* Task details
Each record below should appear again exactly as written.

++++ Source records ++++

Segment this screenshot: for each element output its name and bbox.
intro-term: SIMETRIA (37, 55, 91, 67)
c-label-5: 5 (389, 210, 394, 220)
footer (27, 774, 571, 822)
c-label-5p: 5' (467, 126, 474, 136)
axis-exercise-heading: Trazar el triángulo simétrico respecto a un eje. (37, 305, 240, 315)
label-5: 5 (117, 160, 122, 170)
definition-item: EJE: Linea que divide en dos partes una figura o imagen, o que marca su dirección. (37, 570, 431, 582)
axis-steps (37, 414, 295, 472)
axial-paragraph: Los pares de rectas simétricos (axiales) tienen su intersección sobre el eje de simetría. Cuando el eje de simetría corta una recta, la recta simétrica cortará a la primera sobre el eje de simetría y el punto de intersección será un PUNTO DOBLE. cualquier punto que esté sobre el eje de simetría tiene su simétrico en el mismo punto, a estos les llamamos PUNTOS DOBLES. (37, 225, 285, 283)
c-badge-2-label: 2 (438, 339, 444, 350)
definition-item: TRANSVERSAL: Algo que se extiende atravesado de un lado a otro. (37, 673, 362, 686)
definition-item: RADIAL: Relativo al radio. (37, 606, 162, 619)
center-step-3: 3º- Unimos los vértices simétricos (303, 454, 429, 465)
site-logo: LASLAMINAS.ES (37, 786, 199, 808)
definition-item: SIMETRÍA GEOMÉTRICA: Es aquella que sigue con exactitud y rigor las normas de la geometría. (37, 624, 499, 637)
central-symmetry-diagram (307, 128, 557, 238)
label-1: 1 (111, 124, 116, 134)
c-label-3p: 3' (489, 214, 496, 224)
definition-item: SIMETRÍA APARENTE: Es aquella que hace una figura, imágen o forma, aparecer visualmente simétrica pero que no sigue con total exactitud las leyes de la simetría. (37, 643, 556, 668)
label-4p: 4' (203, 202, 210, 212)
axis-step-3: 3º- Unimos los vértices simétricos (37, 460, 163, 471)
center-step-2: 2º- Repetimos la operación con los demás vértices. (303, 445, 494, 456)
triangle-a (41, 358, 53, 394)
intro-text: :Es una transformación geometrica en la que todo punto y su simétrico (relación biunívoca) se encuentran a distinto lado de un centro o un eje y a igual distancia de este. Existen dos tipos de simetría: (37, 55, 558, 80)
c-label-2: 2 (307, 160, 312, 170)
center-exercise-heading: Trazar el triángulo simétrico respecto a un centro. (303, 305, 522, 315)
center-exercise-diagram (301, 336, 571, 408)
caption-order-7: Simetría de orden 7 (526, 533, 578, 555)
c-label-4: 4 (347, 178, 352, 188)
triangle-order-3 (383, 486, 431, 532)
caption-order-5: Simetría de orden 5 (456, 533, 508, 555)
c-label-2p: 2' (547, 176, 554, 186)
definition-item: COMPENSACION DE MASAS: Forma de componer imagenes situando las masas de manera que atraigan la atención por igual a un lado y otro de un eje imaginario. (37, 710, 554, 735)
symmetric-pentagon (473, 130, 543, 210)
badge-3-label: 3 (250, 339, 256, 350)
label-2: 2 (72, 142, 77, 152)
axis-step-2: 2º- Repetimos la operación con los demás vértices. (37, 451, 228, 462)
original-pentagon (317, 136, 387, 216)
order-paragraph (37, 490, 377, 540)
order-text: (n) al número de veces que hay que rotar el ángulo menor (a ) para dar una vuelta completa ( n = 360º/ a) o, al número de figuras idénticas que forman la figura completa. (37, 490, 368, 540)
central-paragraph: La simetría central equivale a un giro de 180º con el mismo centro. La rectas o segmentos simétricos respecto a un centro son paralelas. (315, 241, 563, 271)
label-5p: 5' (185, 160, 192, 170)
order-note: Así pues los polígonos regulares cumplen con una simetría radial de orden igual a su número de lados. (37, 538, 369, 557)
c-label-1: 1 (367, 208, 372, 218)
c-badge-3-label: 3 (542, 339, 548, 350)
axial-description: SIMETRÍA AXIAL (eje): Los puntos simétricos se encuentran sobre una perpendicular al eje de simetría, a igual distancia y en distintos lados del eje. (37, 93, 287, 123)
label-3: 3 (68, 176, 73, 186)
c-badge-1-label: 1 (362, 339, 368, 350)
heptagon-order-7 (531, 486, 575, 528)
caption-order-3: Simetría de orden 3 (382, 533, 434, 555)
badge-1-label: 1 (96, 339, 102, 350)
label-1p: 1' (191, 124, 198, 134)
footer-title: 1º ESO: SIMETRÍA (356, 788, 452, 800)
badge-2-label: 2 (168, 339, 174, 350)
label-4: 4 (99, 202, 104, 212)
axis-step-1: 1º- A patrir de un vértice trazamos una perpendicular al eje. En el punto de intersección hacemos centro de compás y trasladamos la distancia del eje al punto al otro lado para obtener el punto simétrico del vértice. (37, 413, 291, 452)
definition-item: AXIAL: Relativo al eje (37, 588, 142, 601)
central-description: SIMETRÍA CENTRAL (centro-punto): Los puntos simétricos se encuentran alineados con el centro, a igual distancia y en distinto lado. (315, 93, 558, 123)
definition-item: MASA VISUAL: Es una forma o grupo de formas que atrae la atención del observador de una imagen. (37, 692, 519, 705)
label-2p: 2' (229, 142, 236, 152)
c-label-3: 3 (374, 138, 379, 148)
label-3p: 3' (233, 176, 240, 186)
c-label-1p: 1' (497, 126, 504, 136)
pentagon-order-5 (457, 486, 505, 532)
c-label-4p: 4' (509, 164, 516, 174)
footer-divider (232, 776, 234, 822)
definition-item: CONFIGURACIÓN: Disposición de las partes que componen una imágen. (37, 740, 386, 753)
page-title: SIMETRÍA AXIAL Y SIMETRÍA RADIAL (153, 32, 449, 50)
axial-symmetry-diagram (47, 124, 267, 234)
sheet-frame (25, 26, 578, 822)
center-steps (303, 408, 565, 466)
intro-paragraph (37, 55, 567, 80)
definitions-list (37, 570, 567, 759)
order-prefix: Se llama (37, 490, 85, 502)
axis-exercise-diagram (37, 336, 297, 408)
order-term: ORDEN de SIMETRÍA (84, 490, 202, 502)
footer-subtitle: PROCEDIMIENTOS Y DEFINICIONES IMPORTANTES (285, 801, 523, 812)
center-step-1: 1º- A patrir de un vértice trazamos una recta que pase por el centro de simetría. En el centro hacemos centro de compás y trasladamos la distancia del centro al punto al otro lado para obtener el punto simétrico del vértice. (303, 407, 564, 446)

++++

* Written solution
Segment this screenshot: for each element output its name and bbox.
intro-term: SIMETRIA (37, 55, 91, 67)
c-label-5: 5 (389, 210, 394, 220)
footer (27, 774, 571, 822)
c-label-5p: 5' (467, 126, 474, 136)
axis-exercise-heading: Trazar el triángulo simétrico respecto a un eje. (37, 305, 240, 315)
label-5: 5 (117, 160, 122, 170)
definition-item: EJE: Linea que divide en dos partes una figura o imagen, o que marca su dirección. (37, 570, 431, 582)
axis-steps (37, 414, 295, 472)
axial-paragraph: Los pares de rectas simétricos (axiales) tienen su intersección sobre el eje de simetría. Cuando el eje de simetría corta una recta, la recta simétrica cortará a la primera sobre el eje de simetría y el punto de intersección será un PUNTO DOBLE. cualquier punto que esté sobre el eje de simetría tiene su simétrico en el mismo punto, a estos les llamamos PUNTOS DOBLES. (37, 225, 285, 283)
c-badge-2-label: 2 (438, 339, 444, 350)
definition-item: TRANSVERSAL: Algo que se extiende atravesado de un lado a otro. (37, 673, 362, 686)
definition-item: RADIAL: Relativo al radio. (37, 606, 162, 619)
center-step-3: 3º- Unimos los vértices simétricos (303, 454, 429, 465)
site-logo: LASLAMINAS.ES (37, 786, 199, 808)
definition-item: SIMETRÍA GEOMÉTRICA: Es aquella que sigue con exactitud y rigor las normas de la geometría. (37, 624, 499, 637)
central-symmetry-diagram (307, 128, 557, 238)
label-1: 1 (111, 124, 116, 134)
c-label-3p: 3' (489, 214, 496, 224)
definition-item: SIMETRÍA APARENTE: Es aquella que hace una figura, imágen o forma, aparecer visualmente simétrica pero que no sigue con total exactitud las leyes de la simetría. (37, 643, 556, 668)
label-4p: 4' (203, 202, 210, 212)
axis-step-3: 3º- Unimos los vértices simétricos (37, 460, 163, 471)
center-step-2: 2º- Repetimos la operación con los demás vértices. (303, 445, 494, 456)
triangle-a (41, 358, 53, 394)
intro-text: :Es una transformación geometrica en la que todo punto y su simétrico (relación biunívoca) se encuentran a distinto lado de un centro o un eje y a igual distancia de este. Existen dos tipos de simetría: (37, 55, 558, 80)
c-label-2: 2 (307, 160, 312, 170)
center-exercise-heading: Trazar el triángulo simétrico respecto a un centro. (303, 305, 522, 315)
center-exercise-diagram (301, 336, 571, 408)
caption-order-7: Simetría de orden 7 (526, 533, 578, 555)
c-label-4: 4 (347, 178, 352, 188)
triangle-order-3 (383, 486, 431, 532)
caption-order-5: Simetría de orden 5 (456, 533, 508, 555)
c-label-2p: 2' (547, 176, 554, 186)
definition-item: COMPENSACION DE MASAS: Forma de componer imagenes situando las masas de manera que atraigan la atención por igual a un lado y otro de un eje imaginario. (37, 710, 554, 735)
symmetric-pentagon (473, 130, 543, 210)
badge-3-label: 3 (250, 339, 256, 350)
label-2: 2 (72, 142, 77, 152)
axis-step-2: 2º- Repetimos la operación con los demás vértices. (37, 451, 228, 462)
original-pentagon (317, 136, 387, 216)
order-paragraph (37, 490, 377, 540)
order-text: (n) al número de veces que hay que rotar el ángulo menor (a ) para dar una vuelta completa ( n = 360º/ a) o, al número de figuras idénticas que forman la figura completa. (37, 490, 368, 540)
central-paragraph: La simetría central equivale a un giro de 180º con el mismo centro. La rectas o segmentos simétricos respecto a un centro son paralelas. (315, 241, 563, 271)
label-5p: 5' (185, 160, 192, 170)
order-note: Así pues los polígonos regulares cumplen con una simetría radial de orden igual a su número de lados. (37, 538, 369, 557)
c-label-1: 1 (367, 208, 372, 218)
c-badge-3-label: 3 (542, 339, 548, 350)
axial-description: SIMETRÍA AXIAL (eje): Los puntos simétricos se encuentran sobre una perpendicular al eje de simetría, a igual distancia y en distintos lados del eje. (37, 93, 287, 123)
label-3: 3 (68, 176, 73, 186)
c-badge-1-label: 1 (362, 339, 368, 350)
heptagon-order-7 (531, 486, 575, 528)
caption-order-3: Simetría de orden 3 (382, 533, 434, 555)
badge-1-label: 1 (96, 339, 102, 350)
label-1p: 1' (191, 124, 198, 134)
footer-title: 1º ESO: SIMETRÍA (356, 788, 452, 800)
badge-2-label: 2 (168, 339, 174, 350)
label-4: 4 (99, 202, 104, 212)
axis-step-1: 1º- A patrir de un vértice trazamos una perpendicular al eje. En el punto de intersección hacemos centro de compás y trasladamos la distancia del eje al punto al otro lado para obtener el punto simétrico del vértice. (37, 413, 291, 452)
definition-item: AXIAL: Relativo al eje (37, 588, 142, 601)
central-description: SIMETRÍA CENTRAL (centro-punto): Los puntos simétricos se encuentran alineados con el centro, a igual distancia y en distinto lado. (315, 93, 558, 123)
definition-item: MASA VISUAL: Es una forma o grupo de formas que atrae la atención del observador de una imagen. (37, 692, 519, 705)
label-2p: 2' (229, 142, 236, 152)
c-label-3: 3 (374, 138, 379, 148)
label-3p: 3' (233, 176, 240, 186)
c-label-1p: 1' (497, 126, 504, 136)
pentagon-order-5 (457, 486, 505, 532)
c-label-4p: 4' (509, 164, 516, 174)
footer-divider (232, 776, 234, 822)
definition-item: CONFIGURACIÓN: Disposición de las partes que componen una imágen. (37, 740, 386, 753)
page-title: SIMETRÍA AXIAL Y SIMETRÍA RADIAL (153, 32, 449, 50)
axial-symmetry-diagram (47, 124, 267, 234)
sheet-frame (25, 26, 578, 822)
center-steps (303, 408, 565, 466)
intro-paragraph (37, 55, 567, 80)
definitions-list (37, 570, 567, 759)
order-prefix: Se llama (37, 490, 85, 502)
axis-exercise-diagram (37, 336, 297, 408)
order-term: ORDEN de SIMETRÍA (84, 490, 202, 502)
footer-subtitle: PROCEDIMIENTOS Y DEFINICIONES IMPORTANTES (285, 801, 523, 812)
center-step-1: 1º- A patrir de un vértice trazamos una recta que pase por el centro de simetría. En el centro hacemos centro de compás y trasladamos la distancia del centro al punto al otro lado para obtener el punto simétrico del vértice. (303, 407, 564, 446)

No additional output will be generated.